> _Stated problem_
Of all the lines in the material, how many include the word "Power"? Reply with the number alone.

> _Source material_

:::::

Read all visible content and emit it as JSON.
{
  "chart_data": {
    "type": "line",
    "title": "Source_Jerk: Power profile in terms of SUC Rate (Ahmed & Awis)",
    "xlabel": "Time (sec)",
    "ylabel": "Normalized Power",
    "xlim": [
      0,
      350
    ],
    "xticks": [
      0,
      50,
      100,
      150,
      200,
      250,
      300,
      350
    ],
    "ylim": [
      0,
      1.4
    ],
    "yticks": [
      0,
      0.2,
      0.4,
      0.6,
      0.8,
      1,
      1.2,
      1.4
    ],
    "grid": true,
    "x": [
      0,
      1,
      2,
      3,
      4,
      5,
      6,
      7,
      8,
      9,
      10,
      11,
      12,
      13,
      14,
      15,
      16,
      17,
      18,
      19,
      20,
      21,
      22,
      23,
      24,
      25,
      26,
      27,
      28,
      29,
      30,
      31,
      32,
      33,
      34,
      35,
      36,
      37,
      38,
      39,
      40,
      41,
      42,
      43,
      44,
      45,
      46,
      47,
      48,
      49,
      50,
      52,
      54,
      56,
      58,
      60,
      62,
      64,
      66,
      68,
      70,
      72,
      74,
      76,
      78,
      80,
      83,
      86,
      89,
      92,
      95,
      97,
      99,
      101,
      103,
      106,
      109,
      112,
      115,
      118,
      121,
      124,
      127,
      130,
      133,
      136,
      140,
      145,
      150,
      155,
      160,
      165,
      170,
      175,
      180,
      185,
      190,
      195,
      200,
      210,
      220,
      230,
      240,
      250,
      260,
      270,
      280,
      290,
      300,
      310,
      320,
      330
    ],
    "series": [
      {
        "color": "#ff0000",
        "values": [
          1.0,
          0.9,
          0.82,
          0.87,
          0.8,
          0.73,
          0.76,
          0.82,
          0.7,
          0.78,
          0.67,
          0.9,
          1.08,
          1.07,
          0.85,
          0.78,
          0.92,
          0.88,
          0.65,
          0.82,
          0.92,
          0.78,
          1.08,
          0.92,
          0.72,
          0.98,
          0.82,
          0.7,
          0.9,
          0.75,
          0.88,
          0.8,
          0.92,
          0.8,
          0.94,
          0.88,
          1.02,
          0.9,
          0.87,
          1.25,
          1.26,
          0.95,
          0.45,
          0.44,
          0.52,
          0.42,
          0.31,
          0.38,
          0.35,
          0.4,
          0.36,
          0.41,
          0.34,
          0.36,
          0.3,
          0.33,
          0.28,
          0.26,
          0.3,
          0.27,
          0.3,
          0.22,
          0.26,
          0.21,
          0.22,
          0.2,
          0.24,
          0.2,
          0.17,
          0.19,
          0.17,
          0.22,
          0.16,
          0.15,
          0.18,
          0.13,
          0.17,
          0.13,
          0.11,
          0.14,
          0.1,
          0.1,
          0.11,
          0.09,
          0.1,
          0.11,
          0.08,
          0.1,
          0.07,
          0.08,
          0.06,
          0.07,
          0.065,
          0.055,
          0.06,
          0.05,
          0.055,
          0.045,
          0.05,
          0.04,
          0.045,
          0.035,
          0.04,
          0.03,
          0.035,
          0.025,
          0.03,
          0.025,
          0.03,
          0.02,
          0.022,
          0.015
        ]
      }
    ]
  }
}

:::::

> _The solution_
2